» Stored rows
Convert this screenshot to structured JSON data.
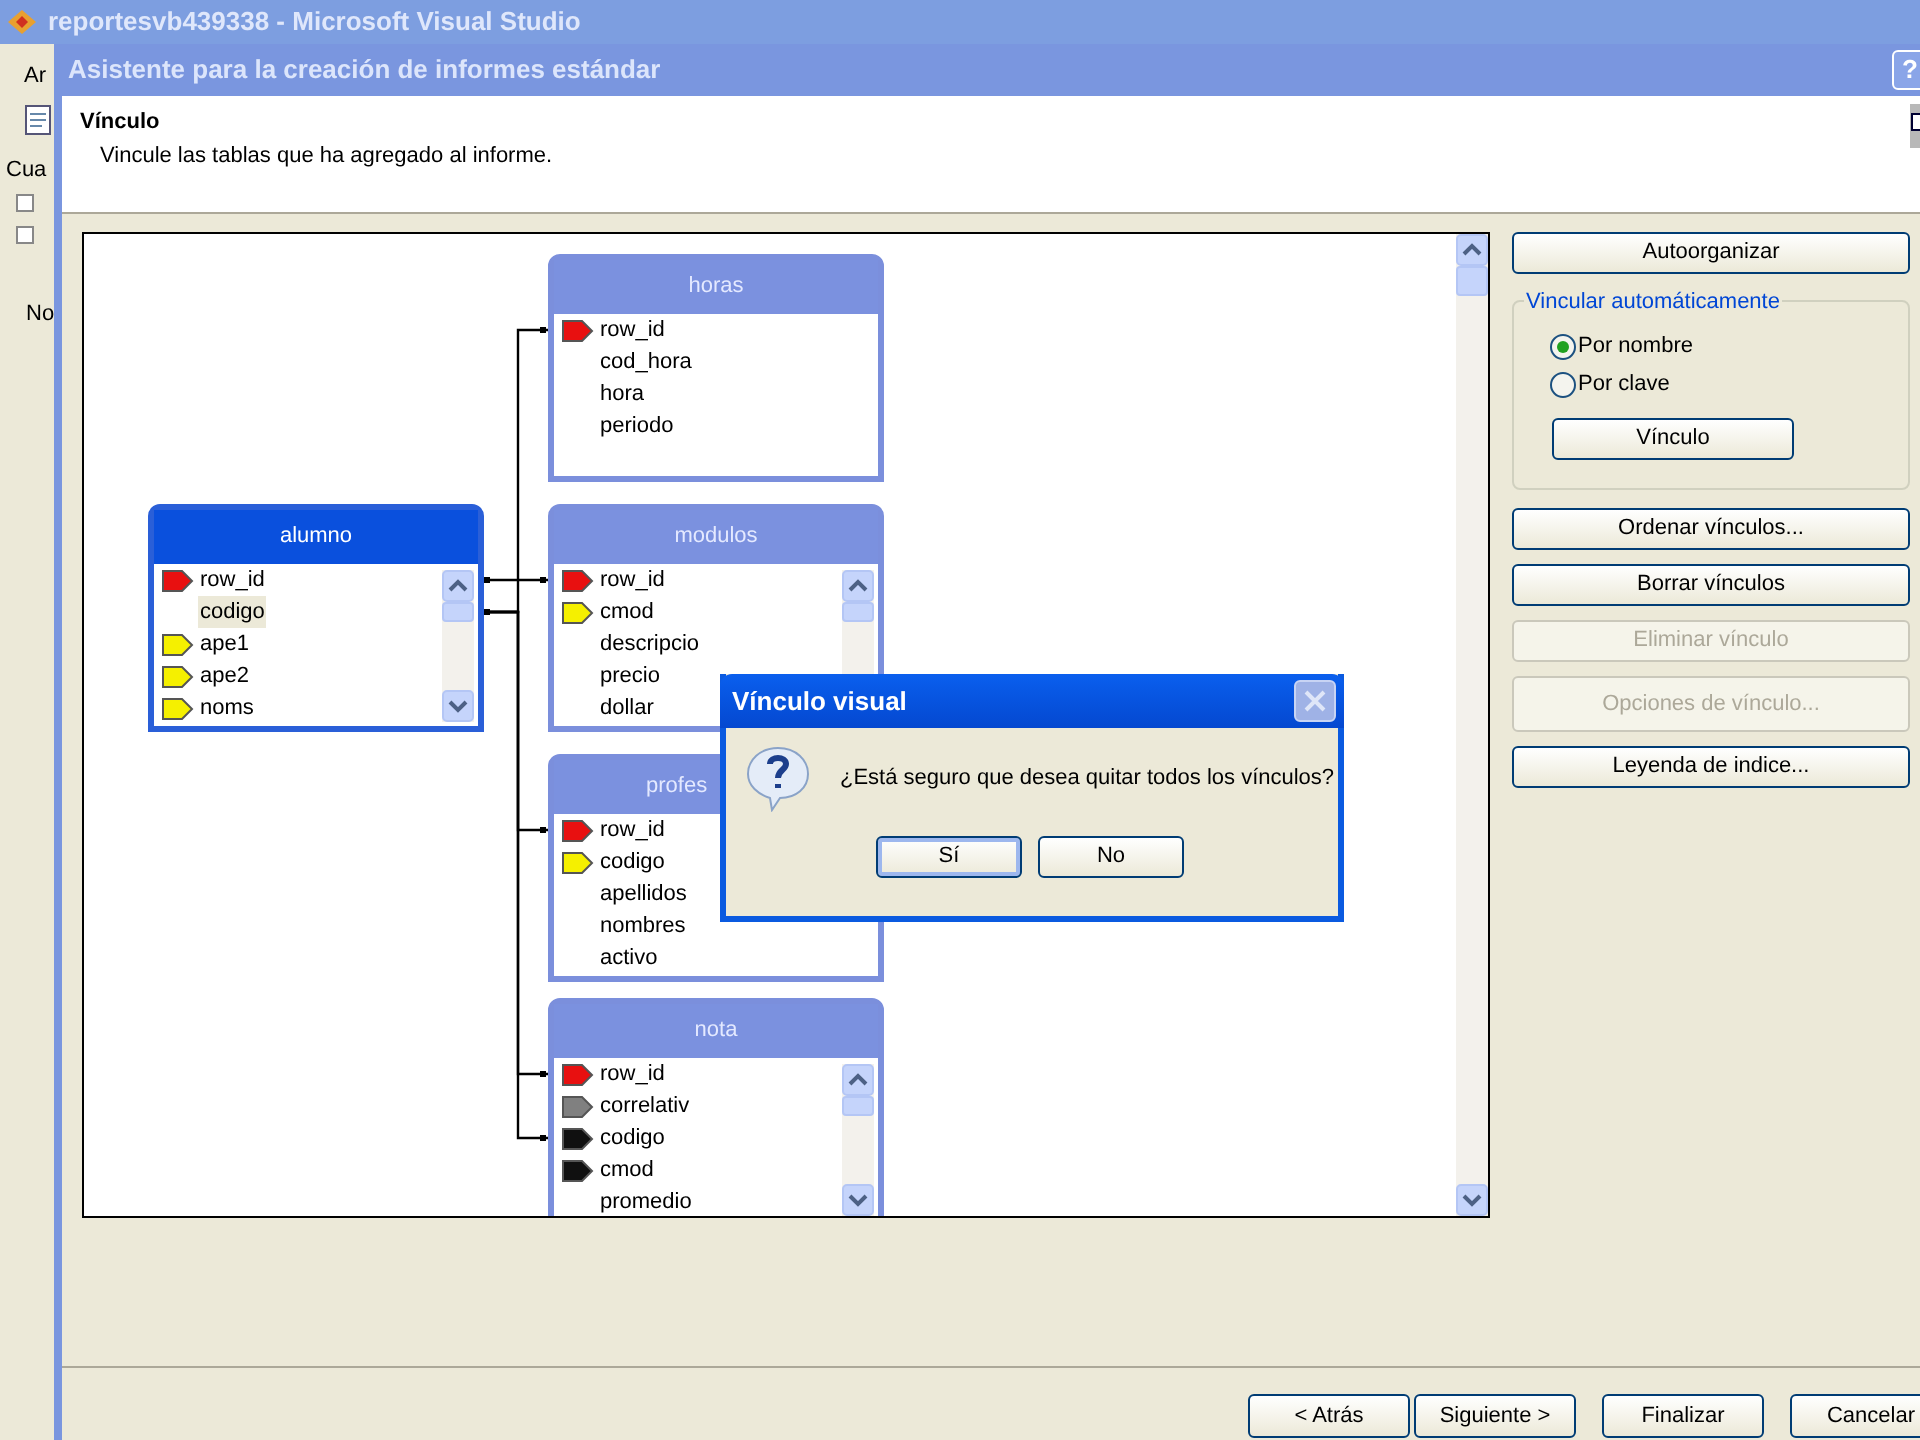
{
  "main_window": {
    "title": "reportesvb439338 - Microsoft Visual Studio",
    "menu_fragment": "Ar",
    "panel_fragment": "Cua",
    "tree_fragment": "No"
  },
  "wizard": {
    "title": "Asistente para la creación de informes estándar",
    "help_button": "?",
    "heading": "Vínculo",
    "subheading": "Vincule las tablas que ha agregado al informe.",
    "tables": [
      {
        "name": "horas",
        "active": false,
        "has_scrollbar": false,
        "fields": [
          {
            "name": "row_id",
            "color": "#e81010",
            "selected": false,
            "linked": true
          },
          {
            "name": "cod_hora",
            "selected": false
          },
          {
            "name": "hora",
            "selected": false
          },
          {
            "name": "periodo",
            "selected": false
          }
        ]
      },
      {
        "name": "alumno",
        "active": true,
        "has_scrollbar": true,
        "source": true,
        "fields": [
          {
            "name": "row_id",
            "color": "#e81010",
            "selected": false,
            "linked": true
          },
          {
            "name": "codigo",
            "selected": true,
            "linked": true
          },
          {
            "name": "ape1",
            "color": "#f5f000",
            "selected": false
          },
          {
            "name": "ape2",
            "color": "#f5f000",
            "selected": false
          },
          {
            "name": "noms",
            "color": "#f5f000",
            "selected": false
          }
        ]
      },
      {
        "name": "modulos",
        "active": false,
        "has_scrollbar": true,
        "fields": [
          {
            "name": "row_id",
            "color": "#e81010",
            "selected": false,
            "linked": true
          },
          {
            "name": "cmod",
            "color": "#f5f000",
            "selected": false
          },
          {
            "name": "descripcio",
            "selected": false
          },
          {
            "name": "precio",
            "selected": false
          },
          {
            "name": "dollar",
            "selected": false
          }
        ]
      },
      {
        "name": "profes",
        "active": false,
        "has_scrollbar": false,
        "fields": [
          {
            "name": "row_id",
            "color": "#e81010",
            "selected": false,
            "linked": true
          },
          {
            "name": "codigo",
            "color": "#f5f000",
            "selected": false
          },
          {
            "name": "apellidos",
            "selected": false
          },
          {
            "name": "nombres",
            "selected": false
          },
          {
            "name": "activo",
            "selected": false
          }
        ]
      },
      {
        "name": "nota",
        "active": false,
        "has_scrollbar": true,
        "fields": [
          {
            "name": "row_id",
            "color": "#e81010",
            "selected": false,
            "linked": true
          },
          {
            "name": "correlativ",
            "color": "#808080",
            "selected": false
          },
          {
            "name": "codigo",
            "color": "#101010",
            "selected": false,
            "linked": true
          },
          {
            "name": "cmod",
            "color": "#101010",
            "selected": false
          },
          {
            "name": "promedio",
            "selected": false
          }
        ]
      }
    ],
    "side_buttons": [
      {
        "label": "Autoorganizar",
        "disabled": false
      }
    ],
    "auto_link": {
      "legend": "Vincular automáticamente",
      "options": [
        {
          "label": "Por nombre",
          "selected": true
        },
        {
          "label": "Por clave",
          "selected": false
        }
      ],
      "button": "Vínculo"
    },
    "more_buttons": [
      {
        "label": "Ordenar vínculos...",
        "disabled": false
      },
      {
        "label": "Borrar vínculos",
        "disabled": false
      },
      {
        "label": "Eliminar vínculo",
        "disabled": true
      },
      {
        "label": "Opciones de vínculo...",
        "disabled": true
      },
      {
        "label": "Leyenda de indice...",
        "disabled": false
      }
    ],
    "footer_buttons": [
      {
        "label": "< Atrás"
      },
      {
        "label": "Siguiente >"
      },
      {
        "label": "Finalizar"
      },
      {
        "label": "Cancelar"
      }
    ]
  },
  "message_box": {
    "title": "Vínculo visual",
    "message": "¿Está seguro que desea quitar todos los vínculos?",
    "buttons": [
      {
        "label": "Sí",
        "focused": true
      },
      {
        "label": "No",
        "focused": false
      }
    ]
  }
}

* * *

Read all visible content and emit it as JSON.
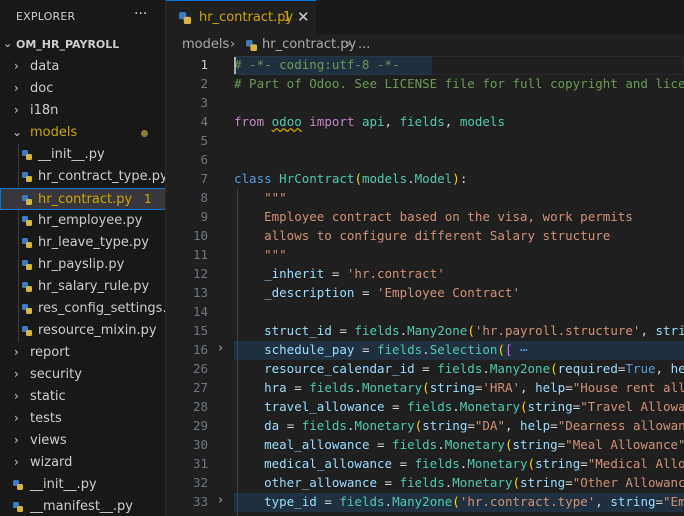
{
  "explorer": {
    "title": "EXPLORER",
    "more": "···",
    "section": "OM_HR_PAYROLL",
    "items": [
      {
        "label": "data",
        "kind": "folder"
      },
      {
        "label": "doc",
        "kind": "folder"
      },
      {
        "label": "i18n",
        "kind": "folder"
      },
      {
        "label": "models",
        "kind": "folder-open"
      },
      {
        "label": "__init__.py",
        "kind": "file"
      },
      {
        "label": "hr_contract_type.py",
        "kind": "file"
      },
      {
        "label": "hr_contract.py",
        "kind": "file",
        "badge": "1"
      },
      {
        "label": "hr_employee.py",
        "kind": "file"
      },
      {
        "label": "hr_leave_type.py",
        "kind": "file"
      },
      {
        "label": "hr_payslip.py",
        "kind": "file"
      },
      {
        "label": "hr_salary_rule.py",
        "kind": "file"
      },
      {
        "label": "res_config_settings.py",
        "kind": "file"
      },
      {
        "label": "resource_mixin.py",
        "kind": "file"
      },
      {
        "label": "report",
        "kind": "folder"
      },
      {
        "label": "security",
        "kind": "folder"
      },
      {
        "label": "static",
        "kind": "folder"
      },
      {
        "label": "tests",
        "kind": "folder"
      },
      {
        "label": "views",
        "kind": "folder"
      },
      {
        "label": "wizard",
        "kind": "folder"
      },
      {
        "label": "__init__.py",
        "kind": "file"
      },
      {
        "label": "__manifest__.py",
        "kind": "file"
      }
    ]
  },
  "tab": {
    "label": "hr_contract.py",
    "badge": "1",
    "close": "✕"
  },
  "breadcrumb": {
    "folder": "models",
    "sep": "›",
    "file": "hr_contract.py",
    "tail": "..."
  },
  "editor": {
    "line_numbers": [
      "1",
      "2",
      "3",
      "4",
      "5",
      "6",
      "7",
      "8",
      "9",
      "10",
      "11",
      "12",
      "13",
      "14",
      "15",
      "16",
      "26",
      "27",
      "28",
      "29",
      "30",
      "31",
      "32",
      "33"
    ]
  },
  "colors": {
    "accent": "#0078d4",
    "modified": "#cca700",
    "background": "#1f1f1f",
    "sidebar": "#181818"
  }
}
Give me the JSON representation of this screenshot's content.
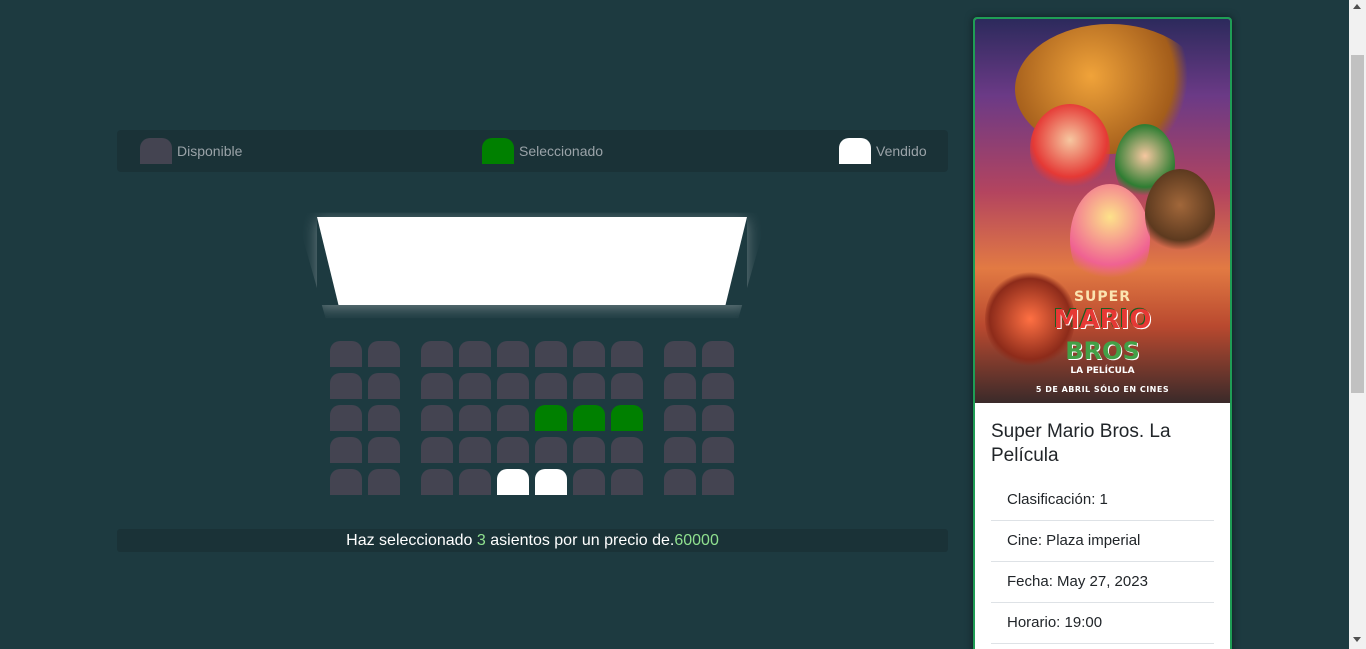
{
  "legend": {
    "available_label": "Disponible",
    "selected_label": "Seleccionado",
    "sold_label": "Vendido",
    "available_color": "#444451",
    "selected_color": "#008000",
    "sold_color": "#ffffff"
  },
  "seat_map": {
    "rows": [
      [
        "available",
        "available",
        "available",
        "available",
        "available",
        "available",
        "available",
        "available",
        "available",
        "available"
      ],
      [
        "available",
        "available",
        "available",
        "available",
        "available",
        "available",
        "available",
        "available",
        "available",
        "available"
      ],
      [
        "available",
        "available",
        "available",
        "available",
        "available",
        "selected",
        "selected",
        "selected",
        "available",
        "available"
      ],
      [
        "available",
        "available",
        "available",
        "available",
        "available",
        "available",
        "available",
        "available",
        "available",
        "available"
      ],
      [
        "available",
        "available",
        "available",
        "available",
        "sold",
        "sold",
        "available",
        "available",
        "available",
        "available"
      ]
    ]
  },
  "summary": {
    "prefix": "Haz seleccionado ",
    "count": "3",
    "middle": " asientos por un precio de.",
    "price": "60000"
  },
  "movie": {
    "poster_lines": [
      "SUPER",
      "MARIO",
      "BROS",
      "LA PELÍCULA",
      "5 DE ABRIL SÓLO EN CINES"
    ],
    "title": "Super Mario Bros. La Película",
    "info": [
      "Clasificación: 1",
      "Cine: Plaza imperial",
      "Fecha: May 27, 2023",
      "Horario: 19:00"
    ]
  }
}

--

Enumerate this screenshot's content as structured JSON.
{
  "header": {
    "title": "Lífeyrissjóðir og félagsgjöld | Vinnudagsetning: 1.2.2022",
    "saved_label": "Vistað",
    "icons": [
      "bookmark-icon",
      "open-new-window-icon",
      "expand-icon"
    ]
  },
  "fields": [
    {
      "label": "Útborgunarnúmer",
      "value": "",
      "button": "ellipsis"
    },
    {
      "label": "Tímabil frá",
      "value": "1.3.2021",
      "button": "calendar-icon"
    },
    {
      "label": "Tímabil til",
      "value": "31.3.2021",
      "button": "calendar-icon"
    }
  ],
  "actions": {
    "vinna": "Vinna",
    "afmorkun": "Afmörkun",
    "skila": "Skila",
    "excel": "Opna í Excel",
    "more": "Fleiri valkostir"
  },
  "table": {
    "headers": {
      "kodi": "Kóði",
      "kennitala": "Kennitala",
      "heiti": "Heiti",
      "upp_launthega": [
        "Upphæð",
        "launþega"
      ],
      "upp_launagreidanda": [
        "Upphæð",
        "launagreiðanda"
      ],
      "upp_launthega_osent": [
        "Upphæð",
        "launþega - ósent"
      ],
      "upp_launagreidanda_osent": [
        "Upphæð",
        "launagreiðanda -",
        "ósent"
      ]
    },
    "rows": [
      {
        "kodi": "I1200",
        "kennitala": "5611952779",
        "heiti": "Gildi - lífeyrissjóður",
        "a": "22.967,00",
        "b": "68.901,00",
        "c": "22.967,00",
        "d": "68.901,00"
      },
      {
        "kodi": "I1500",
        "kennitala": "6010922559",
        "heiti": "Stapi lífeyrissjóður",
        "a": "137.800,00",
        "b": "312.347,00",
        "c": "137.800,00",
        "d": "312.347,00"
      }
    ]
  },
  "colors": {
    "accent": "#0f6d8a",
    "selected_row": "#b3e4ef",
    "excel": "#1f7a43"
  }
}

» Goal
Scan the records above for the string "lífeyrissjóður", then report every line that contains it.

» Right answer
        "heiti": "Gildi - lífeyrissjóður",
        "heiti": "Stapi lífeyrissjóður",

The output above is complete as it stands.